* **TASK PROMPT**
Locate each line holding the string "start" and copy it.

* **EXERCISE MATERIALS**
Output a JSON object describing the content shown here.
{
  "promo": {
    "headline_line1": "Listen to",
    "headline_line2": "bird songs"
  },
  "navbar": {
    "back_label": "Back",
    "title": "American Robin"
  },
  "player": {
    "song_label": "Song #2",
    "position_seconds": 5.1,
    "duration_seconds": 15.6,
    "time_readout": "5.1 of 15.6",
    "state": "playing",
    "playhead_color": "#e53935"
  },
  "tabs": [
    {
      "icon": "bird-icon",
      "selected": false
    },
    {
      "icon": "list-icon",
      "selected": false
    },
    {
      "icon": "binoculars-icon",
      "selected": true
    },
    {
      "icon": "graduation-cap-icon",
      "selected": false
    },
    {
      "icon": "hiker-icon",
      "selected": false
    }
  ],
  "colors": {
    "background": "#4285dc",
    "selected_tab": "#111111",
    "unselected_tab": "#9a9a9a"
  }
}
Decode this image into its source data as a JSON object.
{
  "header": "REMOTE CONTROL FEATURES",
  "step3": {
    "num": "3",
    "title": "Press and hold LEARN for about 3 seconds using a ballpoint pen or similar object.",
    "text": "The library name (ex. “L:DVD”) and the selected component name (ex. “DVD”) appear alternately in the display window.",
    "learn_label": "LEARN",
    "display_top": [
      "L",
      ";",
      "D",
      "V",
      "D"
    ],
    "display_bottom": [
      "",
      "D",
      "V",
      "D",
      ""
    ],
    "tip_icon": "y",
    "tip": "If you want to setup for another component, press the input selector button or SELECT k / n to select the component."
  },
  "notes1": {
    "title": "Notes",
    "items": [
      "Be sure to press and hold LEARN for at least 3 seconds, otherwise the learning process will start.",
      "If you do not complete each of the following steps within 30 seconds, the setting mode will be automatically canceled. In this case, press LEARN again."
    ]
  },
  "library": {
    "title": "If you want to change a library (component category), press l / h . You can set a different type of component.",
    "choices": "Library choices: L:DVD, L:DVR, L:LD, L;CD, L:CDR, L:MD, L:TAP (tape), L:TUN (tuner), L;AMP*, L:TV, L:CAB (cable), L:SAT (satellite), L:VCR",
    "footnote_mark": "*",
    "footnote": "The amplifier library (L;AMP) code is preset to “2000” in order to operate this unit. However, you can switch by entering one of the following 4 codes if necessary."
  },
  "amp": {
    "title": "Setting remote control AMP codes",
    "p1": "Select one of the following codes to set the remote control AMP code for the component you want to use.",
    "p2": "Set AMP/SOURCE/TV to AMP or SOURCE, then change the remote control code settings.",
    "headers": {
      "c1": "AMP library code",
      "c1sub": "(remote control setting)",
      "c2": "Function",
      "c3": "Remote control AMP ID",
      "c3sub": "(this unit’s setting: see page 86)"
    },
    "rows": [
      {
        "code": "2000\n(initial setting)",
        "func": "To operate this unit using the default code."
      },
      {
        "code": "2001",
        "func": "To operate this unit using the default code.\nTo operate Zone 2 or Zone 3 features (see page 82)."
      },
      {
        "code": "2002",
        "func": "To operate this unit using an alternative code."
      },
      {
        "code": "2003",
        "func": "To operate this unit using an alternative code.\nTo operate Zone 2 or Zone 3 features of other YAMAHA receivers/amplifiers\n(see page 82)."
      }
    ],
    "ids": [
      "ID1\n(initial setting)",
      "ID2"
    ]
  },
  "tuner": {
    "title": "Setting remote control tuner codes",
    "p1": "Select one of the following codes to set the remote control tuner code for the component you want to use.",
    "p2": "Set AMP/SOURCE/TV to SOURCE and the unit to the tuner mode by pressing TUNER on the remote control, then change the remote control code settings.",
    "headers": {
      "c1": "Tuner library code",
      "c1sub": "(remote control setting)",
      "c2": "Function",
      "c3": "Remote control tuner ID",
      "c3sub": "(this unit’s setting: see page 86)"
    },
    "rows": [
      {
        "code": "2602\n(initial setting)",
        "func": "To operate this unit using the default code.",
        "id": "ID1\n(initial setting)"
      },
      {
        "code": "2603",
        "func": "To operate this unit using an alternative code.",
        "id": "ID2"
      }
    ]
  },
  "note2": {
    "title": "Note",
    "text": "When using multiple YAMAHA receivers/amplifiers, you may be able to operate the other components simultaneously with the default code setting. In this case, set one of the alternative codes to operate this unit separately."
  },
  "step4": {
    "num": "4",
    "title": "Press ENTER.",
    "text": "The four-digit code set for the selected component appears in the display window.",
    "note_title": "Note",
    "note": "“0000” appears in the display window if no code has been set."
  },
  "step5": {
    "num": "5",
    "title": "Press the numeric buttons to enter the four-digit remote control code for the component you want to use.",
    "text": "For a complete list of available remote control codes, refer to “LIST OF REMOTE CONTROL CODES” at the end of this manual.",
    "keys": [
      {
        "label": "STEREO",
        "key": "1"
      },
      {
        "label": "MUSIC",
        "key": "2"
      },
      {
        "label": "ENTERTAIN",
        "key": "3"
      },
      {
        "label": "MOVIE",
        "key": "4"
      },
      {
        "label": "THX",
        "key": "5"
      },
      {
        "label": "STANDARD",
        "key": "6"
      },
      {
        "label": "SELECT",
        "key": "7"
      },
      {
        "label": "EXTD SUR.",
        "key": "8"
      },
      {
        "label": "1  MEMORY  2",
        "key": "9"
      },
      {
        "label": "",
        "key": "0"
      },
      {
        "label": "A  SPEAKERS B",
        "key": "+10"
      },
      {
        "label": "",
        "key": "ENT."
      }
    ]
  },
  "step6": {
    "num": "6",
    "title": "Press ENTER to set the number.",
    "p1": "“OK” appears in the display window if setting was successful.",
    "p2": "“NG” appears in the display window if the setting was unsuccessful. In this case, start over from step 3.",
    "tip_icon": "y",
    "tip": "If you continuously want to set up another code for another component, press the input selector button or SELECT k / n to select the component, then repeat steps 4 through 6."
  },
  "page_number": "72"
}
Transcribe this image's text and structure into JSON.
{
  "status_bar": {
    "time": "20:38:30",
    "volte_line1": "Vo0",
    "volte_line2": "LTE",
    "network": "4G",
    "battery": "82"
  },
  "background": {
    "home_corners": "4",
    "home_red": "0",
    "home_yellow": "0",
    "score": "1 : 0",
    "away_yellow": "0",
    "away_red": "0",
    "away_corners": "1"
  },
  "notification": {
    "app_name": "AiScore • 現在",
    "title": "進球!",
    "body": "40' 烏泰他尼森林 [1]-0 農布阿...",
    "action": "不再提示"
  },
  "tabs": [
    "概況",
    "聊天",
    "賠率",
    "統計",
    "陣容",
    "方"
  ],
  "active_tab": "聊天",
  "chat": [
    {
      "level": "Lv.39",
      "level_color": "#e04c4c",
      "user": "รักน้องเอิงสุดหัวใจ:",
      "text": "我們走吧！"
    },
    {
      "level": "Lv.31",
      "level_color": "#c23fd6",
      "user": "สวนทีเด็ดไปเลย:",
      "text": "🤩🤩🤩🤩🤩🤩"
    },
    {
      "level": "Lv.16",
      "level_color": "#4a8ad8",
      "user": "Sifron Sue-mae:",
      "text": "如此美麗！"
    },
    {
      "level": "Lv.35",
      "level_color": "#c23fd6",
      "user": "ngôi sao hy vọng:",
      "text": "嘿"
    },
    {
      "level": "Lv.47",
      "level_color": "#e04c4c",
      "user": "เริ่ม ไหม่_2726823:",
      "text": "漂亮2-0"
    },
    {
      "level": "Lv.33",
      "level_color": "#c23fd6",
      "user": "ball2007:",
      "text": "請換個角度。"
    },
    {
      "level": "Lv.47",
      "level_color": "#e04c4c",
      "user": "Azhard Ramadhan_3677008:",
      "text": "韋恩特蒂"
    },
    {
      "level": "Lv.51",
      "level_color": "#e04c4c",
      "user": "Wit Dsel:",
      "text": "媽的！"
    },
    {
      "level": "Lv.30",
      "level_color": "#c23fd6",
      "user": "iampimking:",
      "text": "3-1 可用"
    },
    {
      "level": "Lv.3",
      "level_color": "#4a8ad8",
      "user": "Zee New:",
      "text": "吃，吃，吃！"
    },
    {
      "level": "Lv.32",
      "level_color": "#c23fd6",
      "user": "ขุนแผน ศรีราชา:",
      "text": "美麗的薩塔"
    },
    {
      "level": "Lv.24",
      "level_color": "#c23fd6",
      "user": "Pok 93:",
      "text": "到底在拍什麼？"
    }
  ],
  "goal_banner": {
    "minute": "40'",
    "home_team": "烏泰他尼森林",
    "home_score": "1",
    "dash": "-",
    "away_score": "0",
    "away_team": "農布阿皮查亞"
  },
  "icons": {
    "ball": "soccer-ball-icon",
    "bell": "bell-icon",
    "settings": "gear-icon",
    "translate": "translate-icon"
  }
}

* **TASK RESPONSE**
      "Be sure to press and hold LEARN for at least 3 seconds, otherwise the learning process will start.",
    "p2": "“NG” appears in the display window if the setting was unsuccessful. In this case, start over from step 3.",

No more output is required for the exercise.